What the exercise asks:
From the listing below, pull out the lines that hold "httpupgrade".

Exercise material:

>>>>

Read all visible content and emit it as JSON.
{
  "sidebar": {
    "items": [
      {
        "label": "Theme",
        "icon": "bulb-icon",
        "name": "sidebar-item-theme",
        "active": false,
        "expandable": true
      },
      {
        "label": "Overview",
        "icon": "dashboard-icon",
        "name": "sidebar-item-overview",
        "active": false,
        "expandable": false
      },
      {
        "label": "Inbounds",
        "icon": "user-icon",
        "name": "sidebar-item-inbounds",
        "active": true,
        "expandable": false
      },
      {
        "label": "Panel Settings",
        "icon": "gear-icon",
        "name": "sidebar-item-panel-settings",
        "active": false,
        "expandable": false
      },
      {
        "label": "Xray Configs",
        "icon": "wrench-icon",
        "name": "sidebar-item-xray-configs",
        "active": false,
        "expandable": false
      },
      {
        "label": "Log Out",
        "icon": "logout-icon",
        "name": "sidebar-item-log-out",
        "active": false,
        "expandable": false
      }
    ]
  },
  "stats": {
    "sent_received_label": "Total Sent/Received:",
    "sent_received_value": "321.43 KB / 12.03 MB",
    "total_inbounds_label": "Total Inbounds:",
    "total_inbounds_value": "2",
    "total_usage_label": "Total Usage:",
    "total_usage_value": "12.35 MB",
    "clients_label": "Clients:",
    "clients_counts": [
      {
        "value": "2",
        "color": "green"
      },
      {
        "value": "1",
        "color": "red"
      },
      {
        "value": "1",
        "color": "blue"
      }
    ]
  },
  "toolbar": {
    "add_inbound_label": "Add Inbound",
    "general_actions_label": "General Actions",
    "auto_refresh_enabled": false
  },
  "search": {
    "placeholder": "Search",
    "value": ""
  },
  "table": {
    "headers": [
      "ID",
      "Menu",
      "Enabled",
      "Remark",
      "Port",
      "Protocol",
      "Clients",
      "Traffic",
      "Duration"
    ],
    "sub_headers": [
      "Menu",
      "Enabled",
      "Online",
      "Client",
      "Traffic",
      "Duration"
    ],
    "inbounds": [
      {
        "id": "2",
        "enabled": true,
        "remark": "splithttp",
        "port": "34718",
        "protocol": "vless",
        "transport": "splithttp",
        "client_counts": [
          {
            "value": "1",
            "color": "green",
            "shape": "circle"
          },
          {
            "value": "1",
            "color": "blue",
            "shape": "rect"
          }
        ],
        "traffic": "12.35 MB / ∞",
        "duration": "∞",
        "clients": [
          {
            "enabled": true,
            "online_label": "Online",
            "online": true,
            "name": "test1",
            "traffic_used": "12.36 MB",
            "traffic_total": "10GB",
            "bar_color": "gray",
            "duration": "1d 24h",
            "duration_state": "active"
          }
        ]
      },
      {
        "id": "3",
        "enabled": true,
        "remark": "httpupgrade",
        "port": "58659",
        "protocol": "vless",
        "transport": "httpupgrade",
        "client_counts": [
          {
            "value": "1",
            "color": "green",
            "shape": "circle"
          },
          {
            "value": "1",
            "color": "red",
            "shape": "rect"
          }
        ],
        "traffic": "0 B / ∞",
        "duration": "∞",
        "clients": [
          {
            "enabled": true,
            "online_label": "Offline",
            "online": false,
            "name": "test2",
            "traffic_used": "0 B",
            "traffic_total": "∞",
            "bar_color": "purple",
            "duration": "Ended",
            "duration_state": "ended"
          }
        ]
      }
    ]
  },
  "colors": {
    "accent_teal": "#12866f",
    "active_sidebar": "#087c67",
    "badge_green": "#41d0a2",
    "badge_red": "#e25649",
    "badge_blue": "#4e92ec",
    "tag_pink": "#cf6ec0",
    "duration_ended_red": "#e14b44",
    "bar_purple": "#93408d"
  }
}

<<<<

Complete response:
        "remark": "httpupgrade",
        "transport": "httpupgrade",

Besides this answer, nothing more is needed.